EXERCISE
Write the entries below out again exactly; any picture in them stays out.

Data entries
** START **

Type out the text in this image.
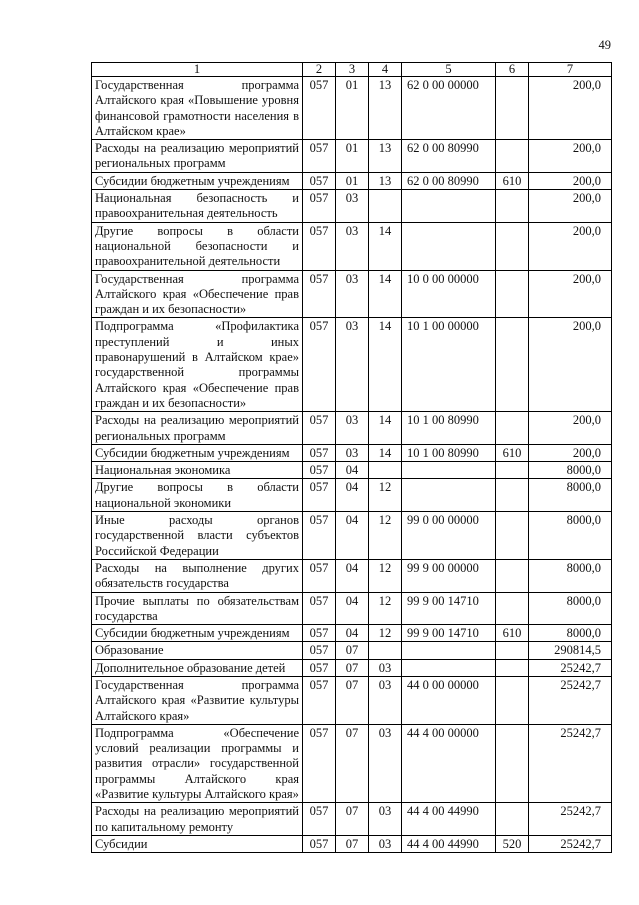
49
1	2	3	4	5	6	7
Государственная программа Алтайского края «Повышение уровня финансовой грамотности населения в Алтайском крае»	057	01	13	62 0 00 00000		200,0
Расходы на реализацию мероприятий региональных программ	057	01	13	62 0 00 80990		200,0
Субсидии бюджетным учреждениям	057	01	13	62 0 00 80990	610	200,0
Национальная безопасность и правоохранительная деятельность	057	03				200,0
Другие вопросы в области национальной безопасности и правоохранительной деятельности	057	03	14			200,0
Государственная программа Алтайского края «Обеспечение прав граждан и их безопасности»	057	03	14	10 0 00 00000		200,0
Подпрограмма «Профилактика преступлений и иных правонарушений в Алтайском крае» государственной программы Алтайского края «Обеспечение прав граждан и их безопасности»	057	03	14	10 1 00 00000		200,0
Расходы на реализацию мероприятий региональных программ	057	03	14	10 1 00 80990		200,0
Субсидии бюджетным учреждениям	057	03	14	10 1 00 80990	610	200,0
Национальная экономика	057	04				8000,0
Другие вопросы в области национальной экономики	057	04	12			8000,0
Иные расходы органов государственной власти субъектов Российской Федерации	057	04	12	99 0 00 00000		8000,0
Расходы на выполнение других обязательств государства	057	04	12	99 9 00 00000		8000,0
Прочие выплаты по обязательствам государства	057	04	12	99 9 00 14710		8000,0
Субсидии бюджетным учреждениям	057	04	12	99 9 00 14710	610	8000,0
Образование	057	07				290814,5
Дополнительное образование детей	057	07	03			25242,7
Государственная программа Алтайского края «Развитие культуры Алтайского края»	057	07	03	44 0 00 00000		25242,7
Подпрограмма «Обеспечение условий реализации программы и развития отрасли» государственной программы Алтайского края «Развитие культуры Алтайского края»	057	07	03	44 4 00 00000		25242,7
Расходы на реализацию мероприятий по капитальному ремонту	057	07	03	44 4 00 44990		25242,7
Субсидии	057	07	03	44 4 00 44990	520	25242,7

** END **

SOLVED EXERCISE
Type out the text in this image.
49
1	2	3	4	5	6	7
Государственная программа Алтайского края «Повышение уровня финансовой грамотности населения в Алтайском крае»	057	01	13	62 0 00 00000		200,0
Расходы на реализацию мероприятий региональных программ	057	01	13	62 0 00 80990		200,0
Субсидии бюджетным учреждениям	057	01	13	62 0 00 80990	610	200,0
Национальная безопасность и правоохранительная деятельность	057	03				200,0
Другие вопросы в области национальной безопасности и правоохранительной деятельности	057	03	14			200,0
Государственная программа Алтайского края «Обеспечение прав граждан и их безопасности»	057	03	14	10 0 00 00000		200,0
Подпрограмма «Профилактика преступлений и иных правонарушений в Алтайском крае» государственной программы Алтайского края «Обеспечение прав граждан и их безопасности»	057	03	14	10 1 00 00000		200,0
Расходы на реализацию мероприятий региональных программ	057	03	14	10 1 00 80990		200,0
Субсидии бюджетным учреждениям	057	03	14	10 1 00 80990	610	200,0
Национальная экономика	057	04				8000,0
Другие вопросы в области национальной экономики	057	04	12			8000,0
Иные расходы органов государственной власти субъектов Российской Федерации	057	04	12	99 0 00 00000		8000,0
Расходы на выполнение других обязательств государства	057	04	12	99 9 00 00000		8000,0
Прочие выплаты по обязательствам государства	057	04	12	99 9 00 14710		8000,0
Субсидии бюджетным учреждениям	057	04	12	99 9 00 14710	610	8000,0
Образование	057	07				290814,5
Дополнительное образование детей	057	07	03			25242,7
Государственная программа Алтайского края «Развитие культуры Алтайского края»	057	07	03	44 0 00 00000		25242,7
Подпрограмма «Обеспечение условий реализации программы и развития отрасли» государственной программы Алтайского края «Развитие культуры Алтайского края»	057	07	03	44 4 00 00000		25242,7
Расходы на реализацию мероприятий по капитальному ремонту	057	07	03	44 4 00 44990		25242,7
Субсидии	057	07	03	44 4 00 44990	520	25242,7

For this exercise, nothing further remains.